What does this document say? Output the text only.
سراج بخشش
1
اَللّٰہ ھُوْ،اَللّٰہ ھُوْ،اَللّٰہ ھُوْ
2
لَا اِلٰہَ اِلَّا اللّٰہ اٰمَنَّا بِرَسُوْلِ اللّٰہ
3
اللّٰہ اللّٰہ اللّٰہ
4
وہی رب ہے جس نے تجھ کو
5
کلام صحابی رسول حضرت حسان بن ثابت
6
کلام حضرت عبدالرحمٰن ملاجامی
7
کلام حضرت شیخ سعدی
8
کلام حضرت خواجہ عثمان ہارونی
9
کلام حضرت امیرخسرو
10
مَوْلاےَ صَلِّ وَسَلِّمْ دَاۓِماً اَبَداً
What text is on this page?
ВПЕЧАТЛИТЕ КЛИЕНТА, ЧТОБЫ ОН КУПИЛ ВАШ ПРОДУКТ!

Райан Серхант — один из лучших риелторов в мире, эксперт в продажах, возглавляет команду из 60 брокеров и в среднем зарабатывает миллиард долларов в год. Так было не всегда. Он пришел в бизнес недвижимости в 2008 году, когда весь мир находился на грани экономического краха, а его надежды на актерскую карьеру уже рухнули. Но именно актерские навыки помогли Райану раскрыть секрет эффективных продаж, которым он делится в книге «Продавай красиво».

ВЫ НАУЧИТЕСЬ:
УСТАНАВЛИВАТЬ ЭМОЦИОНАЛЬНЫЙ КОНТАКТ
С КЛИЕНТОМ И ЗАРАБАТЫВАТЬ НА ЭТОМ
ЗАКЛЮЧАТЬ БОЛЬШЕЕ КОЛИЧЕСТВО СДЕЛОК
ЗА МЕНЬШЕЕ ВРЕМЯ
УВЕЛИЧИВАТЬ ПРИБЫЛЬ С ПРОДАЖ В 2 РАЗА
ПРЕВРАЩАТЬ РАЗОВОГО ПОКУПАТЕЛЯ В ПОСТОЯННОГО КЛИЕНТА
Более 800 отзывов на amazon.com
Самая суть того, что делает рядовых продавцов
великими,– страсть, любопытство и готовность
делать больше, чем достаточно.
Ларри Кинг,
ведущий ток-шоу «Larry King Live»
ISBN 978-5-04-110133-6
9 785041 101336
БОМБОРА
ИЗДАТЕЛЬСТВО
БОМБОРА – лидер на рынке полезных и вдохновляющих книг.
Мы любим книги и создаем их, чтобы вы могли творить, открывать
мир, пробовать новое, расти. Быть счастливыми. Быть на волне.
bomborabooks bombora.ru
* * *
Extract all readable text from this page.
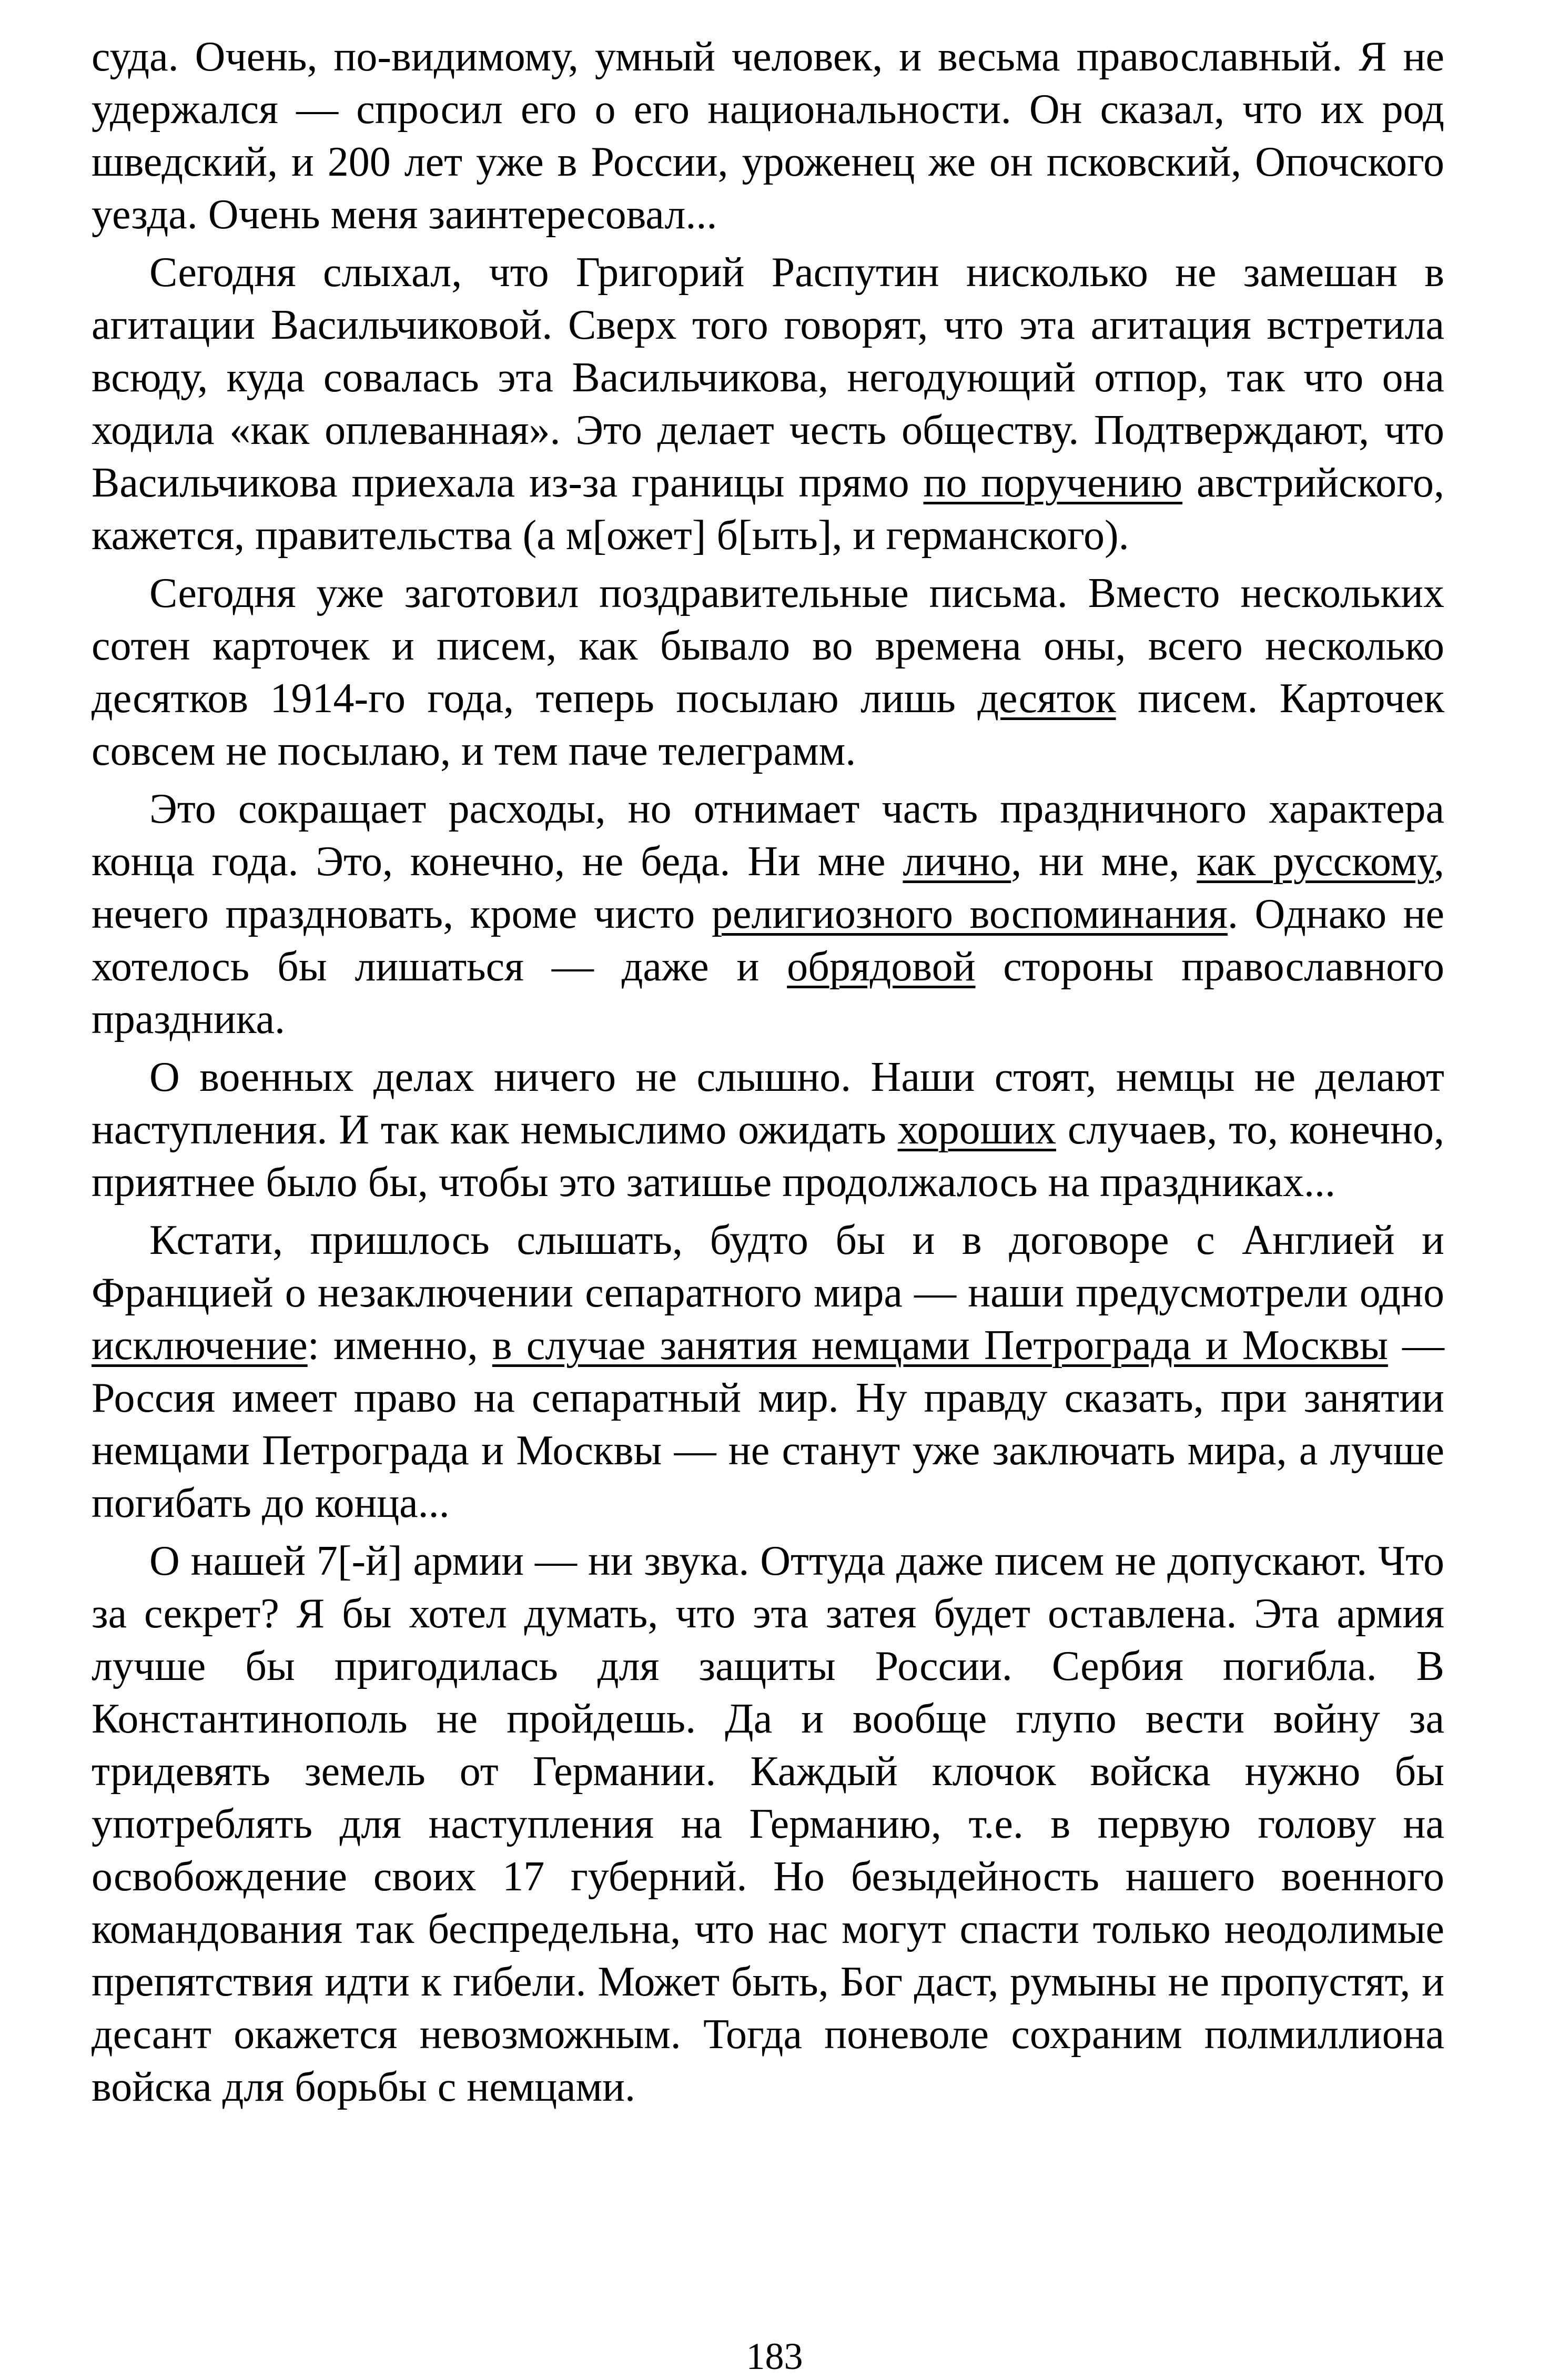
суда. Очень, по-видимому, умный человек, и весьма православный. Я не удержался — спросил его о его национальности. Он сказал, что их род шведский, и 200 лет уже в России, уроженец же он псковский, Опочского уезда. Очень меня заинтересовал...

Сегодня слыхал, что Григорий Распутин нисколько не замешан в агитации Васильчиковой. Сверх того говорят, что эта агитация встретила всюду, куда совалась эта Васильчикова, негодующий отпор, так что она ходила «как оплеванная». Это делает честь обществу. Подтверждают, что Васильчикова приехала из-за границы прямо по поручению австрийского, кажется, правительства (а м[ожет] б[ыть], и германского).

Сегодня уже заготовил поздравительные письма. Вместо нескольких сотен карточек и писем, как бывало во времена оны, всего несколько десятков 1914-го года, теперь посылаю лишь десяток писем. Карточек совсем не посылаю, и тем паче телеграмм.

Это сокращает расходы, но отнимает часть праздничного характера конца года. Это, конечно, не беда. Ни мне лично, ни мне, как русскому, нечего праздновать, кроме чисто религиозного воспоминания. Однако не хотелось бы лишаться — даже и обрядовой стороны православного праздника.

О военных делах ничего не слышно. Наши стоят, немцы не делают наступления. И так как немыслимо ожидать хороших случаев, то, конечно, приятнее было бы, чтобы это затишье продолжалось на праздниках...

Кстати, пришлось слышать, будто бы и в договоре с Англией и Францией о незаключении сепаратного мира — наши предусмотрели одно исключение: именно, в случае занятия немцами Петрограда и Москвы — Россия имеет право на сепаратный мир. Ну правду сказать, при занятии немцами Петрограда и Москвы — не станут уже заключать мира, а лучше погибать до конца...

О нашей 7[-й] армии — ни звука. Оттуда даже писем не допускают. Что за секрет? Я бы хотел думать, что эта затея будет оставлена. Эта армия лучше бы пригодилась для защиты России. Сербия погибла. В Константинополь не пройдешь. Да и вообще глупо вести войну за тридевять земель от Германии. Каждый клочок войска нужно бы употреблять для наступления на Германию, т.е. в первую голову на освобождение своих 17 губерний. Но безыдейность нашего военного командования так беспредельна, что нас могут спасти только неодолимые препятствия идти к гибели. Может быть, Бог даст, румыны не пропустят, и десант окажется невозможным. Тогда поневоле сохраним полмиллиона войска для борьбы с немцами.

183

- OBJECTIVE -
Tell how many lines in the material above include the word "КЛИЕНТА", giving the number only.

- FINAL RESULT -
2